What you need to do:
#1 Rewrite the passage on regular expressions starting with "For example: red" and going on through "will be matched.", substituting "checkbox" for each "box".
#2 Extend the passage on regular expressions past its final sentence.

Document:
In the Find & Replace dialog, regular expressions may be used in the Search for box. In general they may not be used in the Replace with box. The exceptions are discussed later.

Literal characters

If your regular expression contains characters other than the so-called 'special characters' . ^ $ * + ? \ [ ( { | then those characters are matched literally.

For example: red matches red redraw and Freddie.

OpenOffice.org allows you to choose whether you care if a character is 'UPPER CASE' or 'lower case'. If you tick the box to 'match case' on the Find and Replace dialog, then red will not match Red or FRED; if you un-tick that box then the case is ignored and both will be matched.

Special characters

The special characters are . ^ $ * + ? \ [ ( { |

They have special meanings in a regular expression, as we're about to describe.

If you wish to match one of these characters literally, place a backslash '\' before it.

Extracted data:
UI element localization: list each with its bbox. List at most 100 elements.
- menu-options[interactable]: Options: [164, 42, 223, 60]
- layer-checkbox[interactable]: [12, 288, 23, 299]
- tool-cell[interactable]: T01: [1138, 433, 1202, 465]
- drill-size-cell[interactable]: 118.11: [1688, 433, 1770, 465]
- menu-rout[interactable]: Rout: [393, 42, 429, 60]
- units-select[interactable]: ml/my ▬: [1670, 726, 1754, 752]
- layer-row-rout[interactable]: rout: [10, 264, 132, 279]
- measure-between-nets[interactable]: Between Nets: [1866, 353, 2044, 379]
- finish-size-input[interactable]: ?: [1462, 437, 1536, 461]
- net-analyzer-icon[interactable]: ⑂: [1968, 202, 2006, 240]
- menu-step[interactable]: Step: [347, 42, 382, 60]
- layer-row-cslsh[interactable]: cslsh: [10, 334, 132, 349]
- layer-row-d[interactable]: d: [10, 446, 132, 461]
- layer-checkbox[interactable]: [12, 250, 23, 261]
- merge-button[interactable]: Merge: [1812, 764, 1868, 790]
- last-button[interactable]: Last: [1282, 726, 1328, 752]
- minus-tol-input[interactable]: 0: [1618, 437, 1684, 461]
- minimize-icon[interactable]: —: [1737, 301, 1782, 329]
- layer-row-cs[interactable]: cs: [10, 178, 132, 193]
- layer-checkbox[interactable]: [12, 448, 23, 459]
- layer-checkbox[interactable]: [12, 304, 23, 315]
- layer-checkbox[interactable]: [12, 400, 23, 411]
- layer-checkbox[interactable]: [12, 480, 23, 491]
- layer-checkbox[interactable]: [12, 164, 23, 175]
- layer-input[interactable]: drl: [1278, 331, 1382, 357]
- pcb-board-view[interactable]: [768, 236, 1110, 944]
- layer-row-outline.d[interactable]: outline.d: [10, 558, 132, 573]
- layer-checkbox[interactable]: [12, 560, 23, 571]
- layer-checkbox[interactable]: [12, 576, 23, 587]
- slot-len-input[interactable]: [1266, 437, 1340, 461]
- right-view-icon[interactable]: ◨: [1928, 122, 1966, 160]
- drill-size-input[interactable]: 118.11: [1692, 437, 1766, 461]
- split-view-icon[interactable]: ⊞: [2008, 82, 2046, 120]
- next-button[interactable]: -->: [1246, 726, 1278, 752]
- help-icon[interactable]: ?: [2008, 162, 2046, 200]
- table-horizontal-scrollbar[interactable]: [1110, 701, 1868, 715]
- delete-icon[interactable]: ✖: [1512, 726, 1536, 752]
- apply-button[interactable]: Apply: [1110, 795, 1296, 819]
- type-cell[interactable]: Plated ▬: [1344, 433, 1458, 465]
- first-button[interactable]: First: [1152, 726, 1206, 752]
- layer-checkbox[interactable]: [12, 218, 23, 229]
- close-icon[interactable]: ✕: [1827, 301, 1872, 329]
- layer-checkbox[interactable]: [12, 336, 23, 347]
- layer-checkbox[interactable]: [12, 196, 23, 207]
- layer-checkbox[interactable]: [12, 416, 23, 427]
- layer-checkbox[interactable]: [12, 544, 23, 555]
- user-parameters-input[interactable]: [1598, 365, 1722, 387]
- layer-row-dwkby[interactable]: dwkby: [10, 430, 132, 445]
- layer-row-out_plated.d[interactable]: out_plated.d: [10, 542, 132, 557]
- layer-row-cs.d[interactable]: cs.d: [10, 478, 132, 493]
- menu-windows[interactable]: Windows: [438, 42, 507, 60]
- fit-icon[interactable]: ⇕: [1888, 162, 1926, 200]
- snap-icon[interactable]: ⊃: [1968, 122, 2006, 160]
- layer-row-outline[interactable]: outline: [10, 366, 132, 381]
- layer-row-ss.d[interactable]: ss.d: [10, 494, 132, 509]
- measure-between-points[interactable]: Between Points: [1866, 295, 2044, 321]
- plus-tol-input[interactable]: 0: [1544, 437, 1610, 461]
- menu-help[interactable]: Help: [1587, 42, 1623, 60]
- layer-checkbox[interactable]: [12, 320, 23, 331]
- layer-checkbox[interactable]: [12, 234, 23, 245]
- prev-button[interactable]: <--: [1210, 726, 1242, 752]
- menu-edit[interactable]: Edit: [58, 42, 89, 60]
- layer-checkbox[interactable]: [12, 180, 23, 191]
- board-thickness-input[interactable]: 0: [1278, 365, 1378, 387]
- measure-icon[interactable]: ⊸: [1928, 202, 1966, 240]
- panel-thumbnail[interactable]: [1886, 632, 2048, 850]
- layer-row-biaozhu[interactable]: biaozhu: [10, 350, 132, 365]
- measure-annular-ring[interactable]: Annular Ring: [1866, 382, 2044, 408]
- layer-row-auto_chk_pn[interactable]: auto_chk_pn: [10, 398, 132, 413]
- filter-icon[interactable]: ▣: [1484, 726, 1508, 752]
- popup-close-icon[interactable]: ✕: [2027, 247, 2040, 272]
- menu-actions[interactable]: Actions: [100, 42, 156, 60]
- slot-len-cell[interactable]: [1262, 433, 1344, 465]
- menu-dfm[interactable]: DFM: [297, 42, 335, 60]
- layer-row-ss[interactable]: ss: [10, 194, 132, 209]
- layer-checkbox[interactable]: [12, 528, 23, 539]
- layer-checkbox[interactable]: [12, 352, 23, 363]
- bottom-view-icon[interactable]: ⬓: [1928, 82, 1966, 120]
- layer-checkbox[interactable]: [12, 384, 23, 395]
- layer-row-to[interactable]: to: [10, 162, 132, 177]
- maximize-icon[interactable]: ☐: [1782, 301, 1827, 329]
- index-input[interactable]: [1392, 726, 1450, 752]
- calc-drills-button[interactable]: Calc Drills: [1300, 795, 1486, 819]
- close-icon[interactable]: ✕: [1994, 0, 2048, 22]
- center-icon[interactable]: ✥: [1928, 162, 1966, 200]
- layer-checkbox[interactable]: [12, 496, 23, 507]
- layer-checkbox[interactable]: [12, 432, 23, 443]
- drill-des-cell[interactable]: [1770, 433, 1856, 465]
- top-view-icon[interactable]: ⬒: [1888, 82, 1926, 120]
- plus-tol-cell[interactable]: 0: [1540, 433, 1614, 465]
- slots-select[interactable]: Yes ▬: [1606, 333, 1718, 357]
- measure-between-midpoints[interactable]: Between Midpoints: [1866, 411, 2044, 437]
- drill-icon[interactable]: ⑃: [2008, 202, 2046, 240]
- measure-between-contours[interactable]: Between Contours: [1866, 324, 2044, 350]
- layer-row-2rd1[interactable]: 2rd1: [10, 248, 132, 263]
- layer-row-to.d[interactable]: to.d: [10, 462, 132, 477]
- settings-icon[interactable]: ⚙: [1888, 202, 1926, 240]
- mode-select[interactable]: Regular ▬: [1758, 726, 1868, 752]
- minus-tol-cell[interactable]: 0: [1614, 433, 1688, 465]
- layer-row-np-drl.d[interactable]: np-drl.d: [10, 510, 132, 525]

* * *

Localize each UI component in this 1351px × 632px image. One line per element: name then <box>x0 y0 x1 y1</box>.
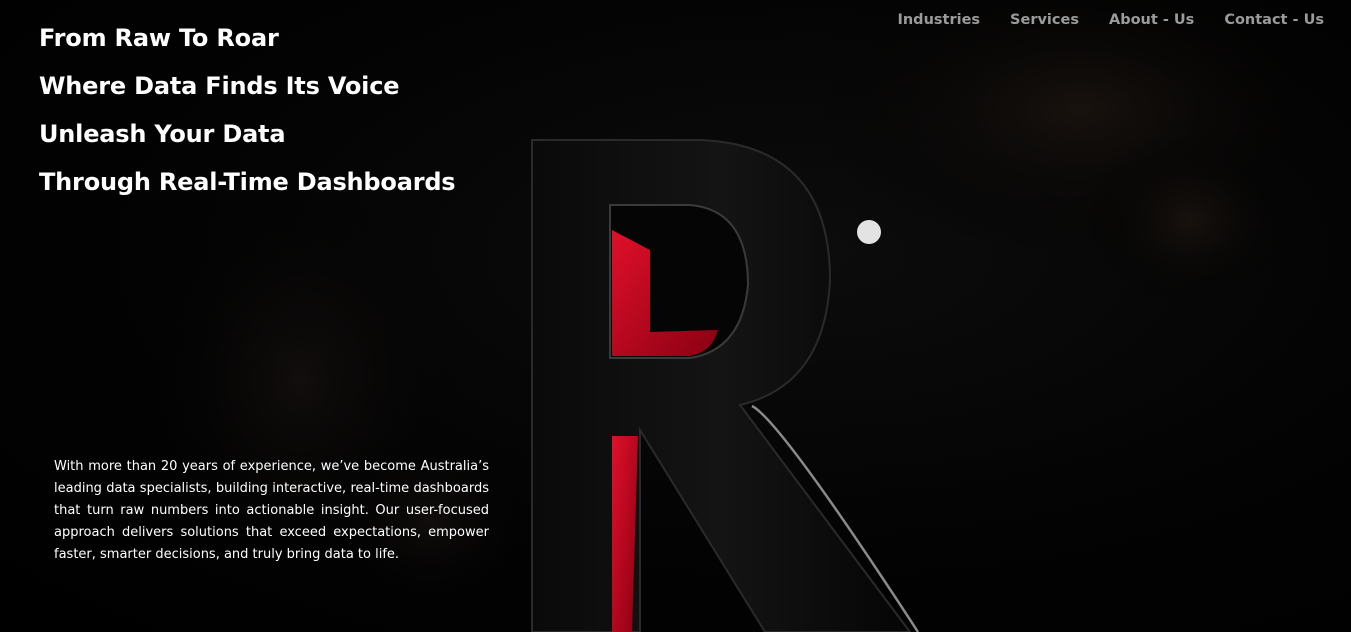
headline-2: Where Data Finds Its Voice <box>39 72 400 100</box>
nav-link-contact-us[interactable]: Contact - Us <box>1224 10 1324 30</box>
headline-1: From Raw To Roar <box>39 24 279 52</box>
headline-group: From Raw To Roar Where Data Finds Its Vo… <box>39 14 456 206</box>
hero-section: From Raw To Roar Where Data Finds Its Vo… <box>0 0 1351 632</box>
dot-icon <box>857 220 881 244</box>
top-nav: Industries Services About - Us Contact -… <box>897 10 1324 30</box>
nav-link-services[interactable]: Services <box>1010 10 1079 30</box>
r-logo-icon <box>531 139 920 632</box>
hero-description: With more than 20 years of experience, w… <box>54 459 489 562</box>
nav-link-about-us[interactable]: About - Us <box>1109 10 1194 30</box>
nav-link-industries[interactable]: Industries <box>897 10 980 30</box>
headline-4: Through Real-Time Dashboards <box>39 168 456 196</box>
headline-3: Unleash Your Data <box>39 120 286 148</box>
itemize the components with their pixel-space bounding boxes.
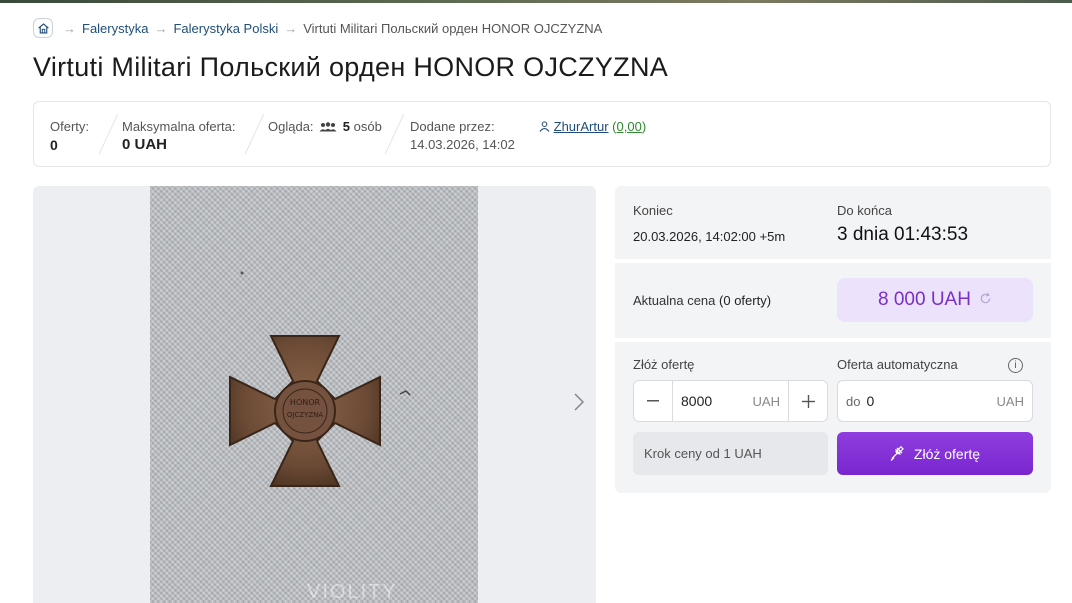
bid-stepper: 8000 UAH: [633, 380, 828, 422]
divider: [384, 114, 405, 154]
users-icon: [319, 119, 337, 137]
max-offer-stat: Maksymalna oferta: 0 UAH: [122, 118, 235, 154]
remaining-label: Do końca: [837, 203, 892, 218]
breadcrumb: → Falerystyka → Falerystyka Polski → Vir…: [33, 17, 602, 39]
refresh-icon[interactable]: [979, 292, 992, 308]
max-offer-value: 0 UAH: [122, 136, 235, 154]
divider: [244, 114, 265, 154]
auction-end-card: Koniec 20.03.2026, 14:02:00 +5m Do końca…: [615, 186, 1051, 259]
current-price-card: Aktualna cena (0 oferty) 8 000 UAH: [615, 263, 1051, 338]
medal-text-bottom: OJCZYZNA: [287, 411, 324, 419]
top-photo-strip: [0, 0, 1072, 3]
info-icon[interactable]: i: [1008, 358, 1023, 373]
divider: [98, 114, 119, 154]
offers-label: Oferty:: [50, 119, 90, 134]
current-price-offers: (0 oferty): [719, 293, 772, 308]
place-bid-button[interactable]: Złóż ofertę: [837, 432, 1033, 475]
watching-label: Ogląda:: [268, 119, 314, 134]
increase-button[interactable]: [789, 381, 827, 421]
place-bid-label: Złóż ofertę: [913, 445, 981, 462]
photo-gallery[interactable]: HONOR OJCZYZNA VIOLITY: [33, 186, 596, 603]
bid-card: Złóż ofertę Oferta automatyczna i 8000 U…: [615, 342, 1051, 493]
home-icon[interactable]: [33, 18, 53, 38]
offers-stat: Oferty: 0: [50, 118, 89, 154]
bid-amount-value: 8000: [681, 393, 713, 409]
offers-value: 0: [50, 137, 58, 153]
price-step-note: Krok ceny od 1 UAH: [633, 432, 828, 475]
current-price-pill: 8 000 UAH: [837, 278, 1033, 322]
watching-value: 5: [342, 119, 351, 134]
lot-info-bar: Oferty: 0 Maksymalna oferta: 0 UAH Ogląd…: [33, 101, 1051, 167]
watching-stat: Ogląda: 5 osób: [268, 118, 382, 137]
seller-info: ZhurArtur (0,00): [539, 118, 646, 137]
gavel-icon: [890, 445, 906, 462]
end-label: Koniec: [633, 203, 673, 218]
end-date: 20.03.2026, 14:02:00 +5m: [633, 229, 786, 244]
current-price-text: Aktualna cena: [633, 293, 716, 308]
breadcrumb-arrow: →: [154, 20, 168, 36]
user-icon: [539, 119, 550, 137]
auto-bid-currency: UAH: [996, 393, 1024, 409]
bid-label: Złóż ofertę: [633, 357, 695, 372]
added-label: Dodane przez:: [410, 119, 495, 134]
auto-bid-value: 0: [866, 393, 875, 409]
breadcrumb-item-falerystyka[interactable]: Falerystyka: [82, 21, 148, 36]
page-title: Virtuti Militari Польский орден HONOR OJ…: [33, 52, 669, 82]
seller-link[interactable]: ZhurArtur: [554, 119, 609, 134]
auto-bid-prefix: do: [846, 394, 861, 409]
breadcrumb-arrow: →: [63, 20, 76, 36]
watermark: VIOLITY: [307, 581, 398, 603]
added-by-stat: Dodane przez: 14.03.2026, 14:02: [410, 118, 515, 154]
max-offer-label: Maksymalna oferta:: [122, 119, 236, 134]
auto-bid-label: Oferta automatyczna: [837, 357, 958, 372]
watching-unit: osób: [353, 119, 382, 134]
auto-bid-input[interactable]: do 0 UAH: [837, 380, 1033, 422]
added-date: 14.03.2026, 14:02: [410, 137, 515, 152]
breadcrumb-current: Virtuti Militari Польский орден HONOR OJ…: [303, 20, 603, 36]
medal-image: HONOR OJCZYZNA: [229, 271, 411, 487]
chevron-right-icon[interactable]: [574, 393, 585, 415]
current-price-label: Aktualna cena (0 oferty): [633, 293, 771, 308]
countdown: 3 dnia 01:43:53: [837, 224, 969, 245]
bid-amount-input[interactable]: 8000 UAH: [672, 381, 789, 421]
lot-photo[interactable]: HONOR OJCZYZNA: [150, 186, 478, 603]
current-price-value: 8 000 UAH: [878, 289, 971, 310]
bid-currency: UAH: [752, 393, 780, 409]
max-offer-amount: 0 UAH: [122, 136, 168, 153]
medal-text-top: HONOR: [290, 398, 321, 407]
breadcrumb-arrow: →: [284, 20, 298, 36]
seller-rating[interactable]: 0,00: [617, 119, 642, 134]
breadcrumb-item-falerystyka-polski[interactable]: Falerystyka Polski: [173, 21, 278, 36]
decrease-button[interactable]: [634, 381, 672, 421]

---

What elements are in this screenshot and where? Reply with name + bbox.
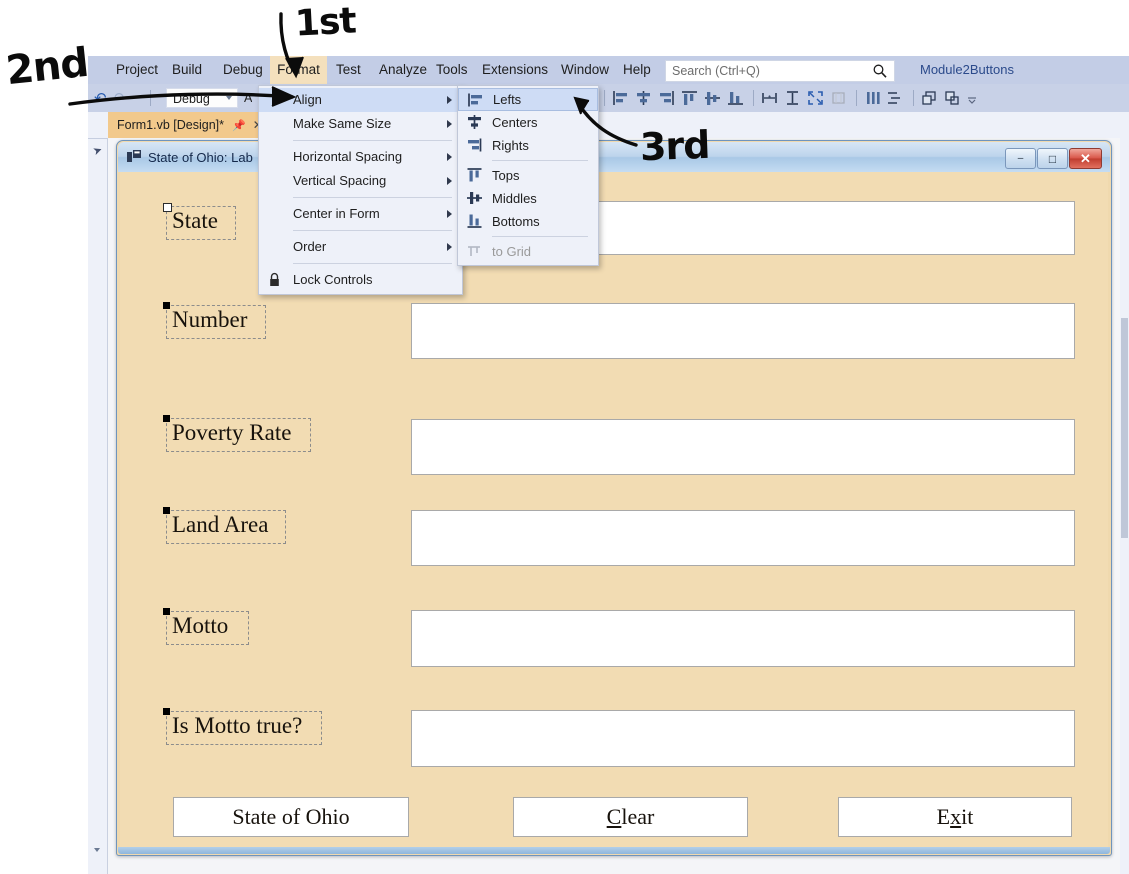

Exercise answers:
#1
For example: red matches red redraw and Freddie.

OpenOffice.org allows you to choose whether you care if a character is 'UPPER CASE' or 'lower case'. If you tick the checkbox to 'match case' on the Find and Replace dialog, then red will not match Red or FRED; if you un-tick that checkbox then the case is ignored and both will be matched.

#2
For example: to match $100 use \$100 - the \$ is taken to mean $ .

Single character match . ?

The dot '.' special character stands for any single character (except newline).

For example: r.d matches 'red' and 'hotrod' and 'bride' and 'your dog'

The question mark '?' special character means 'match zero or one of the preceding character' - or 'match the preceding character if it is found'.

For example: rea?d matches 'red' and 'read' - 'a?' means 'match a single a if there is one'.

Repeating match + * {m,n}

The plus '+' special character means 'match one or more of the preceding character'.

For example: re+d matches 'red' and 'reed' and 'reeeeed' - e+ means match one or more e's.

The star '*' special character means 'match zero or more of the preceding character'.

For example: rea*d matches 'red' and 'read' and 'reaaaaaaad' - 'a*' means match zero or more a's .

A common use for '*' is after the dot character - ie '.*' which means 'any or no characters'.

Use the star '*' with caution; it will grab everything it can:

For example: 'r.*d' matches 'red' but in Writer if your paragraph is actually 'The referee showed him the red card again' the match found is 'referee showed him the red card' - that is, the first 'r' and the last possible 'd'. Regular expressions are greedy by nature.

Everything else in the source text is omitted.